▶

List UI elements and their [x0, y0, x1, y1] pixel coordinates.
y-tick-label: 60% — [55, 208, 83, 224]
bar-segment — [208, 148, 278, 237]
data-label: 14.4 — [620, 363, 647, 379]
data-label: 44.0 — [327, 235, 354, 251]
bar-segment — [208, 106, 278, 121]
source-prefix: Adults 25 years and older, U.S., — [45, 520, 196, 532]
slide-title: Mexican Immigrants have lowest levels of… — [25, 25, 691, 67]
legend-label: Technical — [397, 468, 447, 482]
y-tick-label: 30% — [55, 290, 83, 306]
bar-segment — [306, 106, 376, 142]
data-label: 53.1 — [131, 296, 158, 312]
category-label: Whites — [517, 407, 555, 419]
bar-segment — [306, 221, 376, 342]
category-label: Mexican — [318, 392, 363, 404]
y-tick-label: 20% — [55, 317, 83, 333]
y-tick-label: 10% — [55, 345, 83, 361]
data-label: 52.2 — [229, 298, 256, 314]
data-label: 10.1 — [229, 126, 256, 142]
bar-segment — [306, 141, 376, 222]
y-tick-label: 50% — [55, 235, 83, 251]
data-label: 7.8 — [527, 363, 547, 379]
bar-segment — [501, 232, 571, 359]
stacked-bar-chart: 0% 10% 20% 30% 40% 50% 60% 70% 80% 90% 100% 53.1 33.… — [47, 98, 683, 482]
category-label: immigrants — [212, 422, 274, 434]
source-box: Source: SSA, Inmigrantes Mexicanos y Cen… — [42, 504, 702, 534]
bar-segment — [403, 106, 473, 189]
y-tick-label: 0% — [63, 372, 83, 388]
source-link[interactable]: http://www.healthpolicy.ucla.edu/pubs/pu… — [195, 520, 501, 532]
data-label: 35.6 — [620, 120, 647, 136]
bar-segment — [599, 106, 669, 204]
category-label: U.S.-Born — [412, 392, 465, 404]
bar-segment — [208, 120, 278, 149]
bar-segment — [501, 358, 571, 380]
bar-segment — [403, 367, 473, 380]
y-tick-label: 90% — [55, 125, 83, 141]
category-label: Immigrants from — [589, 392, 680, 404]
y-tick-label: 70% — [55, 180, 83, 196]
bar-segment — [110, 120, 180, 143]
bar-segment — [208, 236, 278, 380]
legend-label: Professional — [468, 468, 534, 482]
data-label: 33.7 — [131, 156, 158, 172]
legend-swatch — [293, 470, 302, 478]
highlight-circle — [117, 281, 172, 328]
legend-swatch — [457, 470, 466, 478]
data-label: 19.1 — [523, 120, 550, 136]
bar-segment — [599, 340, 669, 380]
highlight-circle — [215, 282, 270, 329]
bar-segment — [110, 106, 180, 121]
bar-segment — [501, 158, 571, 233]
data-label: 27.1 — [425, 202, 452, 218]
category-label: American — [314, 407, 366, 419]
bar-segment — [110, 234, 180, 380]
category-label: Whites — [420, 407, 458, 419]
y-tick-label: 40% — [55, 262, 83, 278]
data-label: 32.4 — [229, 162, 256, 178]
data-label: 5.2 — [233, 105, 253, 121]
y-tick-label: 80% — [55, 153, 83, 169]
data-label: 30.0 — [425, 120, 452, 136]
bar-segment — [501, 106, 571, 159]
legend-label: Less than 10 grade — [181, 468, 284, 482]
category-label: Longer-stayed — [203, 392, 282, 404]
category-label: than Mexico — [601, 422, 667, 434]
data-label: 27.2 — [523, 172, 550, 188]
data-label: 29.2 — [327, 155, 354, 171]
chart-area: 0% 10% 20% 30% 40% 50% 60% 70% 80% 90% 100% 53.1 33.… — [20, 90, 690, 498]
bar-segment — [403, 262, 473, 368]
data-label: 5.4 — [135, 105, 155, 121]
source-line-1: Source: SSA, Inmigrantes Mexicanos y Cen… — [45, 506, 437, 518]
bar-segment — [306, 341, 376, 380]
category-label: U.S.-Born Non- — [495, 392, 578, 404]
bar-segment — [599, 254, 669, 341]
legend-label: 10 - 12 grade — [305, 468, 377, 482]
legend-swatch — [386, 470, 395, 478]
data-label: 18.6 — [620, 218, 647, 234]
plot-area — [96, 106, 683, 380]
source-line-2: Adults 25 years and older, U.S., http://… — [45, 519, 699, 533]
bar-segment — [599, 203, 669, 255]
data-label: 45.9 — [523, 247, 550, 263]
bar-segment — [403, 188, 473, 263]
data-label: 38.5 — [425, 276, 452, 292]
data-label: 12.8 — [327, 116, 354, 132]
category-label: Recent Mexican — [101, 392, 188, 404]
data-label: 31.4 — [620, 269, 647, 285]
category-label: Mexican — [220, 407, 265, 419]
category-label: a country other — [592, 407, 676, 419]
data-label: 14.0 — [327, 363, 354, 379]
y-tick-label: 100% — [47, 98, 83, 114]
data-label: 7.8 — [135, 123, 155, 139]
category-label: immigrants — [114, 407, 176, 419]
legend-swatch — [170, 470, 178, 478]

◀
▶

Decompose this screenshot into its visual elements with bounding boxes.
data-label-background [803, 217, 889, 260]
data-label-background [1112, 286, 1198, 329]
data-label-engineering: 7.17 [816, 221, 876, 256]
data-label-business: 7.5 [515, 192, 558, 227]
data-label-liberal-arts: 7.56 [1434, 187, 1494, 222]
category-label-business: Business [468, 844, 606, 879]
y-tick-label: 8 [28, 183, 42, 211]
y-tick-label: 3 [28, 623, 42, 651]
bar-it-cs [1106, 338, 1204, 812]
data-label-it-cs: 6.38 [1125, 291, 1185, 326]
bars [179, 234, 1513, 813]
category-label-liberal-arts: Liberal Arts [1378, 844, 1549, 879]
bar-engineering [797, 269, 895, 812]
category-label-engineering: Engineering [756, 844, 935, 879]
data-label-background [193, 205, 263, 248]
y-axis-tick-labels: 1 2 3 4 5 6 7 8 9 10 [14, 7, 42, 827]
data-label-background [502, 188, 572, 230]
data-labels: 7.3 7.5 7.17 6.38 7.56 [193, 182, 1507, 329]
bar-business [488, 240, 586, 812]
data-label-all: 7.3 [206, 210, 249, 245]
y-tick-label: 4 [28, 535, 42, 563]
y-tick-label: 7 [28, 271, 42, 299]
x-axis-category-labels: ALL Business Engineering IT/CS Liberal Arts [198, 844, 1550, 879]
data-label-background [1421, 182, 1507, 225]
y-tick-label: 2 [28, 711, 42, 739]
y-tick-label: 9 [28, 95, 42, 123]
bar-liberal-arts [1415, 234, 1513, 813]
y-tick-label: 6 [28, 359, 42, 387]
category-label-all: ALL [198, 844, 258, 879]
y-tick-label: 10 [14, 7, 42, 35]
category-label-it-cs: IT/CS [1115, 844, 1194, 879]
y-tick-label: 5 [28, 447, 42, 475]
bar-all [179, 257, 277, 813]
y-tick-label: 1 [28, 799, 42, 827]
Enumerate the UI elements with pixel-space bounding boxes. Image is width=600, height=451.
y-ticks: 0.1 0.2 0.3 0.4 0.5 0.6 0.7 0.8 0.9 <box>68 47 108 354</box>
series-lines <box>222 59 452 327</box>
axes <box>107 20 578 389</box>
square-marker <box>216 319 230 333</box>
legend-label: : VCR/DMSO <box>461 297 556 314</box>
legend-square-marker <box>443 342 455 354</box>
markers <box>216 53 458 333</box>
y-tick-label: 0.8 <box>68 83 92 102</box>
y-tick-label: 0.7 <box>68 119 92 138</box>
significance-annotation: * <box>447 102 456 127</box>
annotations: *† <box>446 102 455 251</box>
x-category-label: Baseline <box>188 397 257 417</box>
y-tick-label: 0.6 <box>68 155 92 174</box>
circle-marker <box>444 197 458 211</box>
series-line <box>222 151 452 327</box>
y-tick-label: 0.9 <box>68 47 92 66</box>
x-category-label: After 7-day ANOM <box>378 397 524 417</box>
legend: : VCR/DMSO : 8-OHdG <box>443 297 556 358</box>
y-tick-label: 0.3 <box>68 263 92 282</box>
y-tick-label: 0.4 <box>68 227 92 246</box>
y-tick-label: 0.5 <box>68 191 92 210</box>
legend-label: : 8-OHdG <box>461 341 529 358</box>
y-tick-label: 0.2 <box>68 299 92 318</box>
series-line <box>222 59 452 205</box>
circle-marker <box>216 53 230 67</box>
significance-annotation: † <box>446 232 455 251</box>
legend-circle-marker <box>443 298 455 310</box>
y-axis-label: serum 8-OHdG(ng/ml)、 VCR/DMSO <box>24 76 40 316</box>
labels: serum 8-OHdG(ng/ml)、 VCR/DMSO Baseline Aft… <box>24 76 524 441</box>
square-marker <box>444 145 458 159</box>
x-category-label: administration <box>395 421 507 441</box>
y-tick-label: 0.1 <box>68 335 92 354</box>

◀

Please copy out every line of the material above, from the line containing "Decompose this screenshot" down through the line containing "bar-business [488, 240, 586, 812]", both included.

- _In response_
Decompose this screenshot into its visual elements with bounding boxes.
data-label-background [803, 217, 889, 260]
data-label-background [1112, 286, 1198, 329]
data-label-engineering: 7.17 [816, 221, 876, 256]
data-label-business: 7.5 [515, 192, 558, 227]
data-label-liberal-arts: 7.56 [1434, 187, 1494, 222]
category-label-business: Business [468, 844, 606, 879]
y-tick-label: 8 [28, 183, 42, 211]
y-tick-label: 3 [28, 623, 42, 651]
bar-it-cs [1106, 338, 1204, 812]
data-label-it-cs: 6.38 [1125, 291, 1185, 326]
bars [179, 234, 1513, 813]
category-label-liberal-arts: Liberal Arts [1378, 844, 1549, 879]
bar-engineering [797, 269, 895, 812]
category-label-engineering: Engineering [756, 844, 935, 879]
data-label-background [193, 205, 263, 248]
y-axis-tick-labels: 1 2 3 4 5 6 7 8 9 10 [14, 7, 42, 827]
data-label-background [502, 188, 572, 230]
data-labels: 7.3 7.5 7.17 6.38 7.56 [193, 182, 1507, 329]
bar-business [488, 240, 586, 812]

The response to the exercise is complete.